Task requirements.
Copy exactly the lines from the "What text is on this page?" line to the end, both included, and nothing else.

Supplied data.
★ ★ ★ ★ ★
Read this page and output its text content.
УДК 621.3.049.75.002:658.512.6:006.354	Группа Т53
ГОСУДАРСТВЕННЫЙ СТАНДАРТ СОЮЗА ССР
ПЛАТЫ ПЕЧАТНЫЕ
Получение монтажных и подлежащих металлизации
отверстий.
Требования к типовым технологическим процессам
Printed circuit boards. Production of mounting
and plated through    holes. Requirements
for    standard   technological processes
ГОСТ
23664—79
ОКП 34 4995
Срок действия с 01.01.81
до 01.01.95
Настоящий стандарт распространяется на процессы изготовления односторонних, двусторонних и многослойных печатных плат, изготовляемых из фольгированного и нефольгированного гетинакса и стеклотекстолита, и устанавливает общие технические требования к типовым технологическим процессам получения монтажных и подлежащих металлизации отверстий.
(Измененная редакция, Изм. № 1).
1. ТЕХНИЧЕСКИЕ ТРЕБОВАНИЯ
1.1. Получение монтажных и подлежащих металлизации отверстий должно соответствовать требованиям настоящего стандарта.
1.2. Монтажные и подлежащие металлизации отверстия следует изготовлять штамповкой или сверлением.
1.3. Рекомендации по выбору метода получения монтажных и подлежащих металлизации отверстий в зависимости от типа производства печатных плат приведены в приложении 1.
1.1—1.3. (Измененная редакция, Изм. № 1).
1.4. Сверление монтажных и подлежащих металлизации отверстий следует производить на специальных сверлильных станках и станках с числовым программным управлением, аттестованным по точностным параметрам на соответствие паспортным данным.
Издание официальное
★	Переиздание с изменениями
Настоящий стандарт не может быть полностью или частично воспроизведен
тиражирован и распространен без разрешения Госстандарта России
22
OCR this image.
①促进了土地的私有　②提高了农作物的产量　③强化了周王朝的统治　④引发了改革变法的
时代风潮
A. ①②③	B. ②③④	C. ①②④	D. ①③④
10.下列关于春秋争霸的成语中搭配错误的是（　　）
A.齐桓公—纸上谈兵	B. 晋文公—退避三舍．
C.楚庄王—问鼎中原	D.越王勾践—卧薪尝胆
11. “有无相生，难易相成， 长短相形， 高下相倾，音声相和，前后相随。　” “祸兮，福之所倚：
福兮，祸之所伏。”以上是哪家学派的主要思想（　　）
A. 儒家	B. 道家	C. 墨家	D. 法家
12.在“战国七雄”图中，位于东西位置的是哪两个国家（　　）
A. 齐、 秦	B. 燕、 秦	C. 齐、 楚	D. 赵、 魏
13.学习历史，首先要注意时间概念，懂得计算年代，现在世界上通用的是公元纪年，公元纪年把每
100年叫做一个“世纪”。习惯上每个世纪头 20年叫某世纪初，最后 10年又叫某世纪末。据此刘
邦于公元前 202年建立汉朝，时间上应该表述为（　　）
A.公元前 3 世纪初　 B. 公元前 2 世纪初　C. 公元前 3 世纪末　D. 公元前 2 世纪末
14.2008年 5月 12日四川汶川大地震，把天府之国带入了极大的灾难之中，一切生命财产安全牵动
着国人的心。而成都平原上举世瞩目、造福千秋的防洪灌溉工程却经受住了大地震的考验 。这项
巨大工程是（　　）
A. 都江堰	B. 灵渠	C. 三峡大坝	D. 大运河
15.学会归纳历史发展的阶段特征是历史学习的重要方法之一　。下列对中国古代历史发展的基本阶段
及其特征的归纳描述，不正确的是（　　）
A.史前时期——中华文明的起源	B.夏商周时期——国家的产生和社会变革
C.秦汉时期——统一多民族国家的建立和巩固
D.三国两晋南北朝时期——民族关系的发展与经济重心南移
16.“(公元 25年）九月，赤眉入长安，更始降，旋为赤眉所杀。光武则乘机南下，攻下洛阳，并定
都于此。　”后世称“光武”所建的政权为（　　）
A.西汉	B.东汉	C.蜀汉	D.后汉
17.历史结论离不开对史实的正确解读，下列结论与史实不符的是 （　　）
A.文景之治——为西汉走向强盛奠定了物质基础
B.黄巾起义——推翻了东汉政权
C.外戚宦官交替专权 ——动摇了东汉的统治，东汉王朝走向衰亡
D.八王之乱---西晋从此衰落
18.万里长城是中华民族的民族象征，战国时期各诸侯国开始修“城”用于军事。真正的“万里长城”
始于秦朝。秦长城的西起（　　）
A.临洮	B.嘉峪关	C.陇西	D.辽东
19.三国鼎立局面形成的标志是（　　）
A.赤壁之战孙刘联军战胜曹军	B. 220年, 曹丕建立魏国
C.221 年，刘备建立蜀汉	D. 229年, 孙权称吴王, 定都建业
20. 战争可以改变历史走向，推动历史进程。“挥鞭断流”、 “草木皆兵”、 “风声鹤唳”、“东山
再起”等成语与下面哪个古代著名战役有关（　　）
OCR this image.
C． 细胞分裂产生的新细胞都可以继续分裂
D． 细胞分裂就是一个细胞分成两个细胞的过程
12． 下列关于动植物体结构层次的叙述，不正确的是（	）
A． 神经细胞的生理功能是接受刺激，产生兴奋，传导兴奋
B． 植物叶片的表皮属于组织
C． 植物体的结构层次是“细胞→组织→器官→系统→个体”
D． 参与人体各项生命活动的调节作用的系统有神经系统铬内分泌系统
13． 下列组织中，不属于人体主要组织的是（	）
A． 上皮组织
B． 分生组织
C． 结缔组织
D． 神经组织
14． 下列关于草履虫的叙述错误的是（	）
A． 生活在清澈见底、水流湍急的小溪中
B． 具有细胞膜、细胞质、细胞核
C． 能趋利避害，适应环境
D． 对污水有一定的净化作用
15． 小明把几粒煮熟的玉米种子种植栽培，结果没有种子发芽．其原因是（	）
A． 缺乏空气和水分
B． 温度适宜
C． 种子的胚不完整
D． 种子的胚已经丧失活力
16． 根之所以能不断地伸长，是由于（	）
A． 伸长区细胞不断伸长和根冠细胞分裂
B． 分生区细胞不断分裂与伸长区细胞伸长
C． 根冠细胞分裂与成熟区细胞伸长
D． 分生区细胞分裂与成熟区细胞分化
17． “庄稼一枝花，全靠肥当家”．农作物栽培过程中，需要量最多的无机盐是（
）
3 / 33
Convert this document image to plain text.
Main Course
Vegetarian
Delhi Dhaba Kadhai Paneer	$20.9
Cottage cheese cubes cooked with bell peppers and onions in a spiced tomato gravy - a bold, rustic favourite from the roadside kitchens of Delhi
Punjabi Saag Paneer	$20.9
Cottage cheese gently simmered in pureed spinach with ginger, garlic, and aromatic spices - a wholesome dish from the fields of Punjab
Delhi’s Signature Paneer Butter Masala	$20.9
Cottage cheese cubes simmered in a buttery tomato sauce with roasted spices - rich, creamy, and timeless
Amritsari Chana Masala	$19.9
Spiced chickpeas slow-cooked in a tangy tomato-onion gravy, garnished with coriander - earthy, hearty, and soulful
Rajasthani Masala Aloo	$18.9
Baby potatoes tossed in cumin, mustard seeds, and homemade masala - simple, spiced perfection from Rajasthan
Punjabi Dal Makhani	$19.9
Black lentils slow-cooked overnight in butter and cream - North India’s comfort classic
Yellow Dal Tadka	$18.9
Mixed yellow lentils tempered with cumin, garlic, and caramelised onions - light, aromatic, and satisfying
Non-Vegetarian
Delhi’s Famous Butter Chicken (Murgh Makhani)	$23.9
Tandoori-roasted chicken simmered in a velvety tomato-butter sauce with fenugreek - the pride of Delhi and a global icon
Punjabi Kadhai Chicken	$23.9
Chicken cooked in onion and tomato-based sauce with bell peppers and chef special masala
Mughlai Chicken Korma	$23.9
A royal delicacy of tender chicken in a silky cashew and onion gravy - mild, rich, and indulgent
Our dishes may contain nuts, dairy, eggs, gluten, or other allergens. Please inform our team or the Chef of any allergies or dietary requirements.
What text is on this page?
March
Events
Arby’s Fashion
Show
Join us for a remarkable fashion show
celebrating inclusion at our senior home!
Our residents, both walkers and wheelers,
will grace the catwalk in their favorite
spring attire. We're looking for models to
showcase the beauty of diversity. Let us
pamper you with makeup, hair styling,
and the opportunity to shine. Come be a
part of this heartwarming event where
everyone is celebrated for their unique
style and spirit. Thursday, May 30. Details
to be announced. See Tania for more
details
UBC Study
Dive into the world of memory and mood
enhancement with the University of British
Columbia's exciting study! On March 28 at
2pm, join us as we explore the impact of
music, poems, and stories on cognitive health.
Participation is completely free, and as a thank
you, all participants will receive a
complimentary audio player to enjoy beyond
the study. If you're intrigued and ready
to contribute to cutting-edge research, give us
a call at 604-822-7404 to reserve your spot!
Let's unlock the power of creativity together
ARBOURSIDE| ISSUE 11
★ ★ ★ ★ ★
Exercise solution.
What text is on this page?
March
Events
Arby’s Fashion
Show
Join us for a remarkable fashion show
celebrating inclusion at our senior home!
Our residents, both walkers and wheelers,
will grace the catwalk in their favorite
spring attire. We're looking for models to
showcase the beauty of diversity. Let us
pamper you with makeup, hair styling,
and the opportunity to shine. Come be a
part of this heartwarming event where
everyone is celebrated for their unique
style and spirit. Thursday, May 30. Details
to be announced. See Tania for more
details
UBC Study
Dive into the world of memory and mood
enhancement with the University of British
Columbia's exciting study! On March 28 at
2pm, join us as we explore the impact of
music, poems, and stories on cognitive health.
Participation is completely free, and as a thank
you, all participants will receive a
complimentary audio player to enjoy beyond
the study. If you're intrigued and ready
to contribute to cutting-edge research, give us
a call at 604-822-7404 to reserve your spot!
Let's unlock the power of creativity together
ARBOURSIDE| ISSUE 11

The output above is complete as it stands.